• ТРЕБОВАНИЯ
a - Пожалуйста, ответьте на вопросы по интервью с Натальей Колодзей, отметив ответы теми же номерами.
(i) В каком году родилась Наталья Колодзей?
(ii) Какой художник подарил ей работу с дарственной надписью, когда ей был год?
(iii) Сколько лет ей было, когда у нее прошла персональная выставка в доме Архитектора?
b - Напишите следующую часть интервью с Натальей Колодзей, начав после последней реплики.

• ДОКУМЕНТ
----
Съемка 16 июня, 2011г.
Наталья, Вы - единственный повод для сегодняшнего разговора. Не Ваша выставка, не “Kolodzey Аrt Foundation”, а Вы – Наталья Колодзей. Так что, давайте начнем, как это у нас принято – со дня рождения, с места рождения.
Родилась я в Москве в 1974-м году. Насколько я себя помню, всегда была окружена коллекцией, которую мама начала собирать еще в 60-е годы. Когда мне был всего только год, на мой день рождения известный московский художник, Петр Беленок, принес мне не погремушку, а работу с дарственной надписью.
Ваша мама считает, что просто денег не хватило ни на куклу, ни на шоколадку, легче было работу подарить.
Я не знаю, какая была причина, но до сих пор очень дорожу этой работой, потому что она положила зерно нашей коллекции.
То есть, от нее, именно, стартовала коллекция?
Ну, я думаю, что от нее, наверное, стартовало сознание: в будущем, когда мне исполнилось 10 лет, я решила стать коллекционером. Естественно, в два года, как все дети, я пошла в изостудию. Там я лепила, рисовала, делала замечательные абстракции.
С двух лет?
С двух лет. Когда мне было пять лет, я занималась в изостудии, и в доме Архитектора у меня была персональная выставка. Так что, моя карьера художника была замечательная. А в 10 лет, когда довольно известный московский художник Владимир Янкелевский дал мне право выбрать из трех офортов работу для нашей коллекции. Вот это ощущение выбора и какого-то причастия, как бы привело к тому, что я решила, что я брошу рисовать и стану искусствоведом.
В то время я представляла, что я буду арткритиком. И когда я говорила об этом нашим иностранным знакомым, то все они очень удивлялись, потому что здесь арткритика имеет совершенно другое значение. Ну, естественно, как все молодые искусствоведы Москвы, я пошла сначала в Пушкинский музей, в клуб юных искусствоведов. Потом, естественно, на подготовительные курсы МГУ, но, так как я приехала сюда уже в 1992-м году и поступила в Университет уже здесь, в Америке, то в России я ничего не заканчивала.
----
• ФРАГМЕНТ ДАННЫХ

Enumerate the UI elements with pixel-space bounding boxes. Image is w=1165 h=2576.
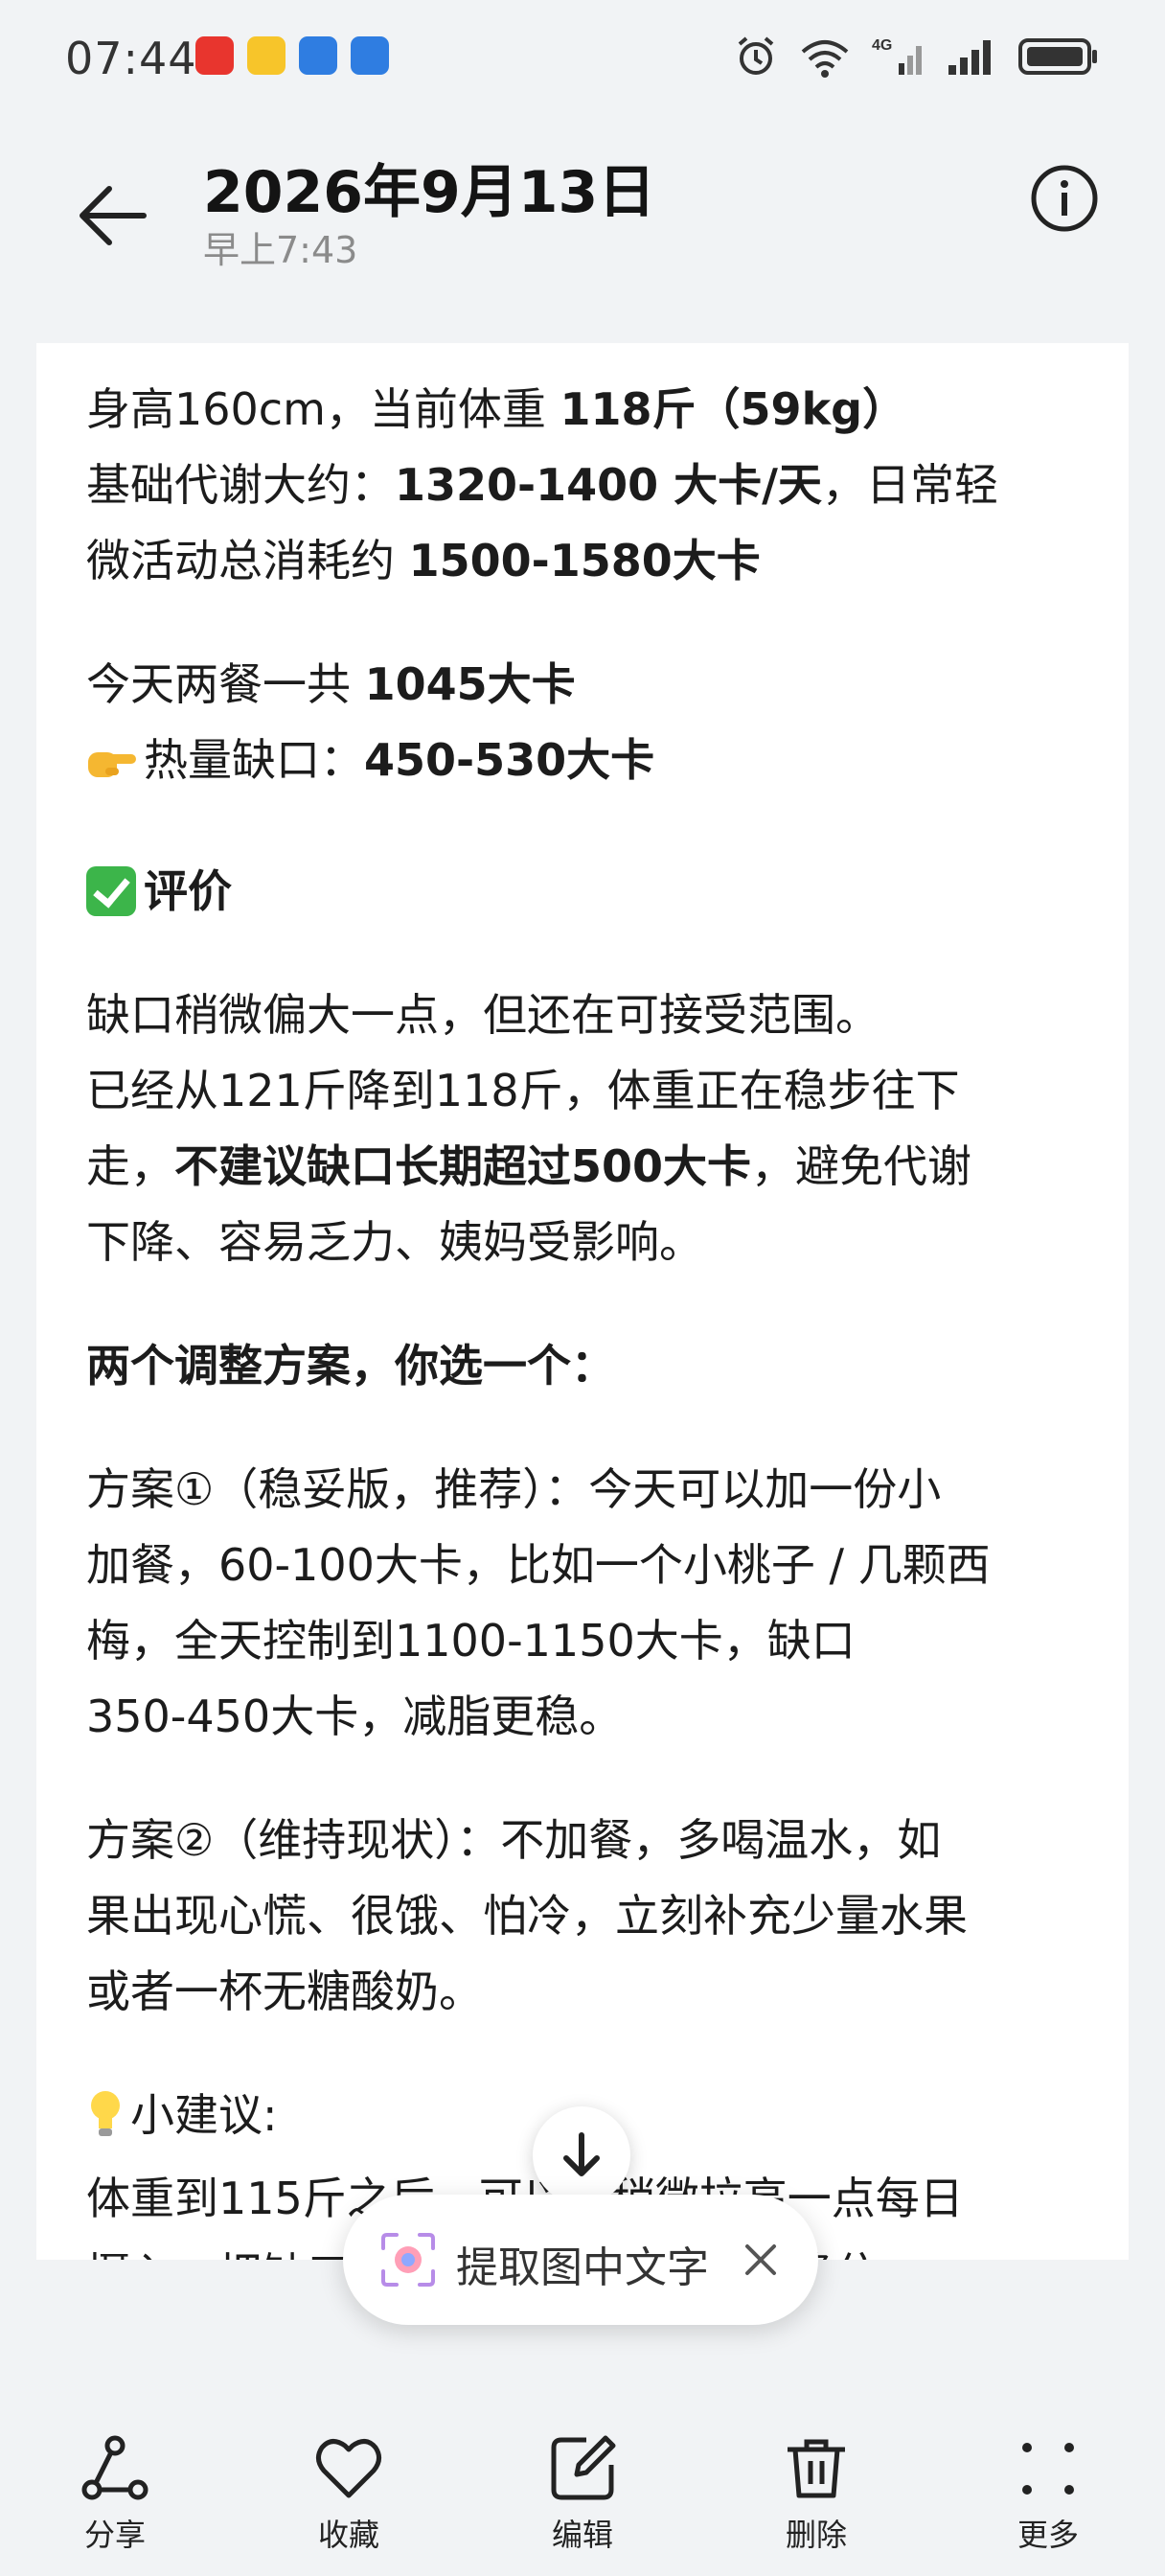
----
• ОТВЕТЫ
a -
(i) В 1974-м году.
(ii) Петр Беленок.
(iii) Пять лет.

b -
Вы здесь какой колледж закончали?
Здесь, когда я приехала первый раз в 1992-м году, меня позвал к себе Нортон Додж, известный коллекционер русского искусства. И в то время он как раз был в процессе – он передавал свою коллекцию, которая состояла более, чем из 30 тысяч произведений Ратгерскому Университету, в «Джейн Вурис Циммерли Арт Музеум». И я к нему приехала на ферму в большое “Mechanical Weel” в Мериленде, где я пробыла 6 месяцев, помогая ему с этой коллекцией. И в то время они искали кого-то в музее, чтобы помогли с трансакцией, чтобы помогли с именами, помогли с отбором работ. Поэтому, Нортон Додж предложил мне приехать в Ратгерс и там учиться. Они специально создали специальный грант, на который там нужно было знать столько всего, что… - не именной грант, но получилось так, что я была единственным человеком, который мог его получить.
Потому что ни до меня, ни после никто не мог его получить: надо было знать все русское искусство, до того как ты закончил университет. И так как я получила этот грант, я поняла, что Ратгерс становится центром для русской культуры в Америке, центром для русского изобразительного искусства. Я поняла, что это очень хороший выбор, закончила Ратгерский Университет с отличием.
После этого я поступила, как поступают все искусствоведы, в аспирантуру. Но тогда уже, в 1991-м году мы создали здесь фонд “Kolodzei foundation”, который занимается пропагандой русского искусства через выставки в некоммерческих музеях, центрах, и также публикацией книг, каталогов, экранизаций, лекций.
В 2004-м году мы начали работать над проектом Олега Васильева. И, конечно, передо мной был выбор: или работать над книгой и выставкой Олега Васильева, или, как хотел Ратгерс, посвятить все свое время учебе в аспирантуре. Это был такой сложный выбор, и я решила, что работа над книгой Олега Васильева будет намного важнее для русской культуры и для меня.
Я решила временно учебу, как бы прекратить, то есть я не закончила, все забросила и вместо этого с большим удовольствием занялась проектом Олега Васильева. С большим успехом у нас эта выставка прошла, в 2004-м и 2005-м году в Третьяковской галерее и в Русском музее. Олег Васильев в первый раз приехал к нам в Москву, то есть, я думаю, для меня это было очень важным моментом.
Кстати, сопоставляя Ваши отношения с художниками уже в зрелом возрасте и в детстве, художники – они очень сложные люди. Ведь Вы с детства в этом кругу вращались.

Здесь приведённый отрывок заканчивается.